• **Request**
Only a number is wanted. Count the lines holding the string "Modernization".

Excerpt from a dataset
==============================

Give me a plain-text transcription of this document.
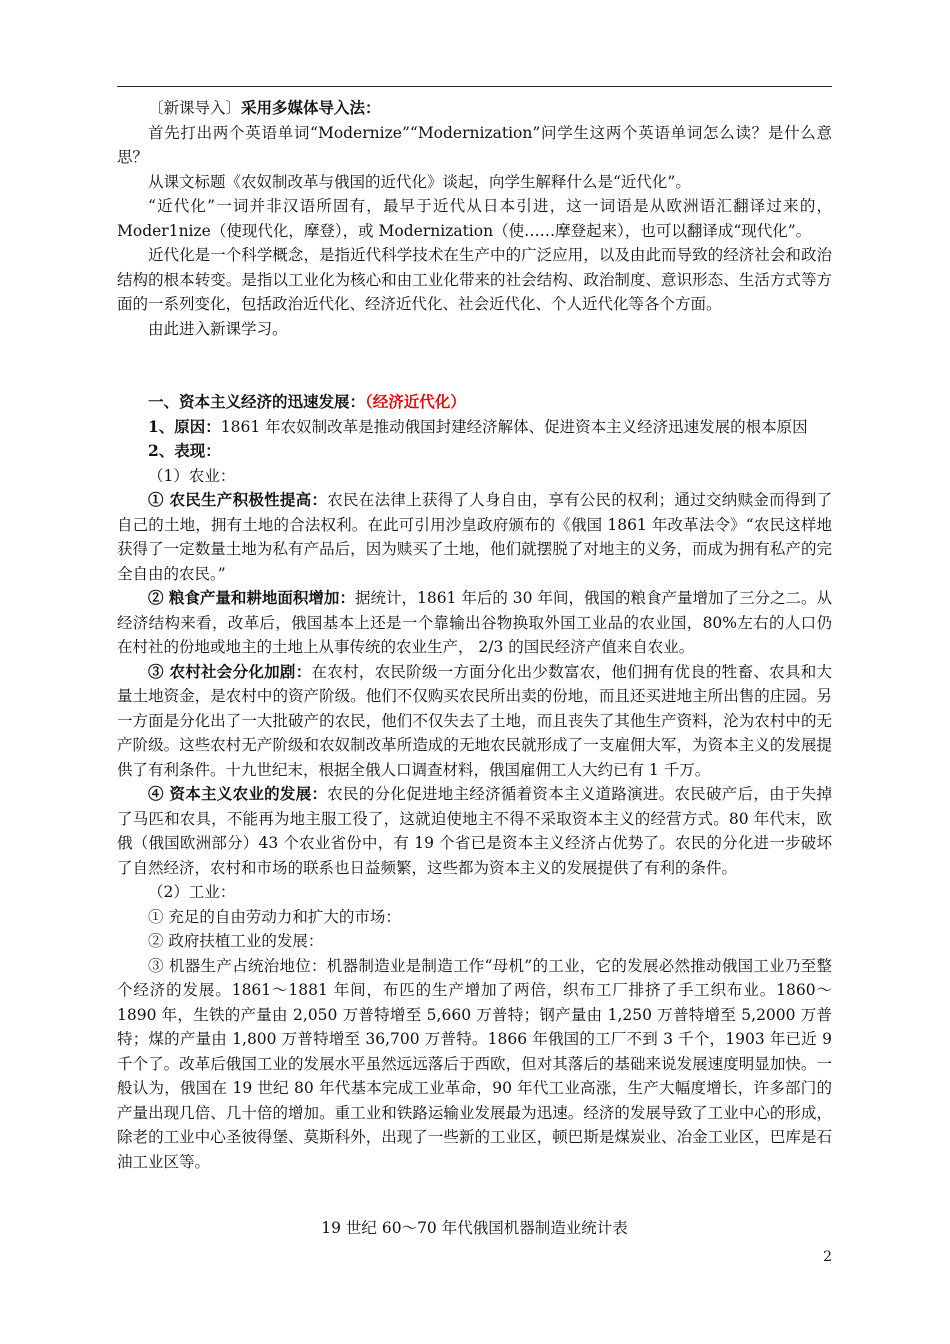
〔新课导入〕采用多媒体导入法：

首先打出两个英语单词“Modernize”“Modernization”问学生这两个英语单词怎么读？是什么意思？

从课文标题《农奴制改革与俄国的近代化》谈起，向学生解释什么是“近代化”。

“近代化”一词并非汉语所固有，最早于近代从日本引进，这一词语是从欧洲语汇翻译过来的，Moder1nize（使现代化，摩登），或 Modernization（使……摩登起来），也可以翻译成“现代化”。

近代化是一个科学概念，是指近代科学技术在生产中的广泛应用，以及由此而导致的经济社会和政治结构的根本转变。是指以工业化为核心和由工业化带来的社会结构、政治制度、意识形态、生活方式等方面的一系列变化，包括政治近代化、经济近代化、社会近代化、个人近代化等各个方面。

由此进入新课学习。

一、资本主义经济的迅速发展：（经济近代化）

1、原因：1861 年农奴制改革是推动俄国封建经济解体、促进资本主义经济迅速发展的根本原因

2、表现：

（1）农业：

① 农民生产积极性提高：农民在法律上获得了人身自由，享有公民的权利；通过交纳赎金而得到了自己的土地，拥有土地的合法权利。在此可引用沙皇政府颁布的《俄国 1861 年改革法令》“农民这样地获得了一定数量土地为私有产品后，因为赎买了土地，他们就摆脱了对地主的义务，而成为拥有私产的完全自由的农民。”

② 粮食产量和耕地面积增加：据统计，1861 年后的 30 年间，俄国的粮食产量增加了三分之二。从经济结构来看，改革后，俄国基本上还是一个靠输出谷物换取外国工业品的农业国，80%左右的人口仍在村社的份地或地主的土地上从事传统的农业生产， 2/3 的国民经济产值来自农业。

③ 农村社会分化加剧：在农村，农民阶级一方面分化出少数富农，他们拥有优良的牲畜、农具和大量土地资金，是农村中的资产阶级。他们不仅购买农民所出卖的份地，而且还买进地主所出售的庄园。另一方面是分化出了一大批破产的农民，他们不仅失去了土地，而且丧失了其他生产资料，沦为农村中的无产阶级。这些农村无产阶级和农奴制改革所造成的无地农民就形成了一支雇佣大军，为资本主义的发展提供了有利条件。十九世纪末，根据全俄人口调查材料，俄国雇佣工人大约已有 1 千万。

④ 资本主义农业的发展：农民的分化促进地主经济循着资本主义道路演进。农民破产后，由于失掉了马匹和农具，不能再为地主服工役了，这就迫使地主不得不采取资本主义的经营方式。80 年代末，欧俄（俄国欧洲部分）43 个农业省份中，有 19 个省已是资本主义经济占优势了。农民的分化进一步破坏了自然经济，农村和市场的联系也日益频繁，这些都为资本主义的发展提供了有利的条件。

（2）工业：

① 充足的自由劳动力和扩大的市场：

② 政府扶植工业的发展：

③ 机器生产占统治地位：机器制造业是制造工作“母机”的工业，它的发展必然推动俄国工业乃至整个经济的发展。1861～1881 年间，布匹的生产增加了两倍，织布工厂排挤了手工织布业。1860～1890 年，生铁的产量由 2,050 万普特增至 5,660 万普特；钢产量由 1,250 万普特增至 5,2000 万普特；煤的产量由 1,800 万普特增至 36,700 万普特。1866 年俄国的工厂不到 3 千个，1903 年已近 9 千个了。改革后俄国工业的发展水平虽然远远落后于西欧，但对其落后的基础来说发展速度明显加快。一般认为，俄国在 19 世纪 80 年代基本完成工业革命，90 年代工业高涨，生产大幅度增长，许多部门的产量出现几倍、几十倍的增加。重工业和铁路运输业发展最为迅速。经济的发展导致了工业中心的形成，除老的工业中心圣彼得堡、莫斯科外，出现了一些新的工业区，顿巴斯是煤炭业、冶金工业区，巴库是石油工业区等。

19 世纪 60～70 年代俄国机器制造业统计表
2
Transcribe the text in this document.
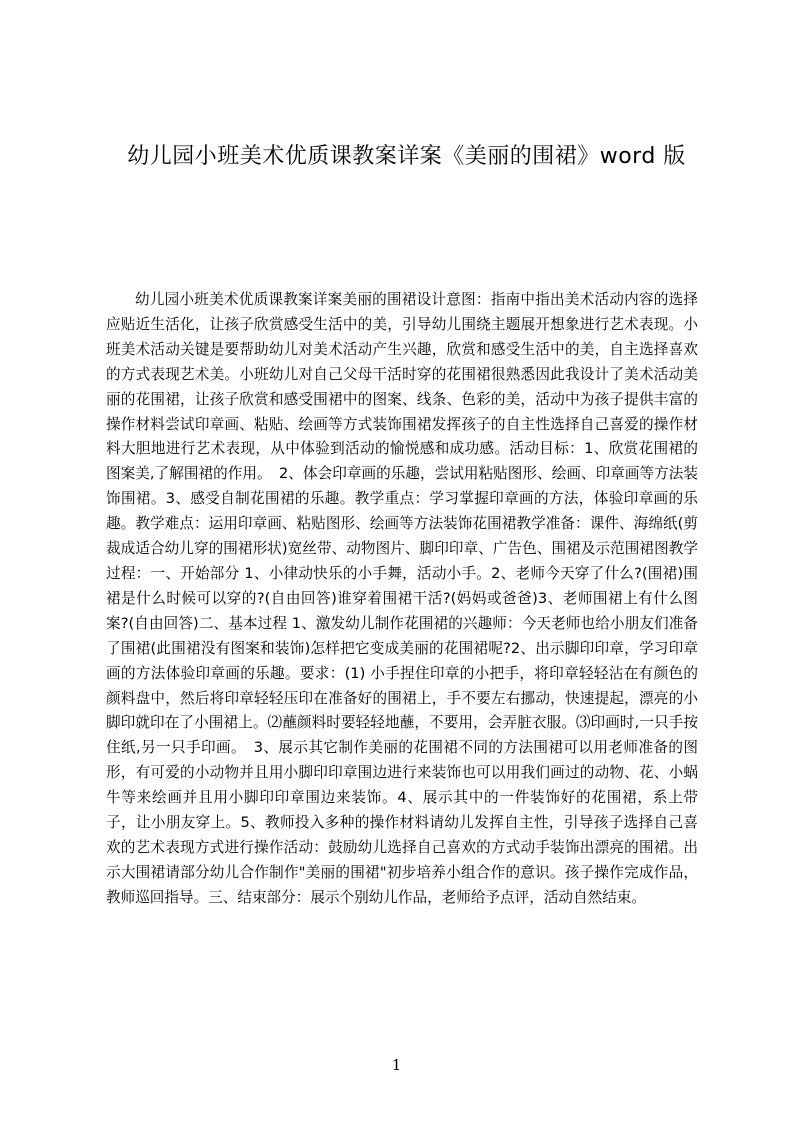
幼儿园小班美术优质课教案详案《美丽的围裙》word 版

幼儿园小班美术优质课教案详案美丽的围裙设计意图：指南中指出美术活动内容的选择应贴近生活化，让孩子欣赏感受生活中的美，引导幼儿围绕主题展开想象进行艺术表现。小班美术活动关键是要帮助幼儿对美术活动产生兴趣，欣赏和感受生活中的美，自主选择喜欢的方式表现艺术美。小班幼儿对自己父母干活时穿的花围裙很熟悉因此我设计了美术活动美丽的花围裙，让孩子欣赏和感受围裙中的图案、线条、色彩的美，活动中为孩子提供丰富的操作材料尝试印章画、粘贴、绘画等方式装饰围裙发挥孩子的自主性选择自己喜爱的操作材料大胆地进行艺术表现，从中体验到活动的愉悦感和成功感。活动目标：1、欣赏花围裙的图案美,了解围裙的作用。　2、体会印章画的乐趣，尝试用粘贴图形、绘画、印章画等方法装饰围裙。3、感受自制花围裙的乐趣。教学重点：学习掌握印章画的方法，体验印章画的乐趣。教学难点：运用印章画、粘贴图形、绘画等方法装饰花围裙教学准备：课件、海绵纸(剪裁成适合幼儿穿的围裙形状)宽丝带、动物图片、脚印印章、广告色、围裙及示范围裙图教学过程：一、开始部分 1、小律动快乐的小手舞，活动小手。2、老师今天穿了什么?(围裙)围裙是什么时候可以穿的?(自由回答)谁穿着围裙干活?(妈妈或爸爸)3、老师围裙上有什么图案?(自由回答)二、基本过程 1、激发幼儿制作花围裙的兴趣师：今天老师也给小朋友们准备了围裙(此围裙没有图案和装饰)怎样把它变成美丽的花围裙呢?2、出示脚印印章，学习印章画的方法体验印章画的乐趣。要求：(1) 小手捏住印章的小把手，将印章轻轻沾在有颜色的颜料盘中，然后将印章轻轻压印在准备好的围裙上，手不要左右挪动，快速提起，漂亮的小脚印就印在了小围裙上。⑵蘸颜料时要轻轻地蘸，不要用，会弄脏衣服。⑶印画时,一只手按住纸,另一只手印画。　3、展示其它制作美丽的花围裙不同的方法围裙可以用老师准备的图形，有可爱的小动物并且用小脚印印章围边进行来装饰也可以用我们画过的动物、花、小蜗牛等来绘画并且用小脚印印章围边来装饰。4、展示其中的一件装饰好的花围裙，系上带子，让小朋友穿上。5、教师投入多种的操作材料请幼儿发挥自主性，引导孩子选择自己喜欢的艺术表现方式进行操作活动：鼓励幼儿选择自己喜欢的方式动手装饰出漂亮的围裙。出示大围裙请部分幼儿合作制作"美丽的围裙"初步培养小组合作的意识。孩子操作完成作品，教师巡回指导。三、结束部分：展示个别幼儿作品，老师给予点评，活动自然结束。

1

==============================

• **Task result**
2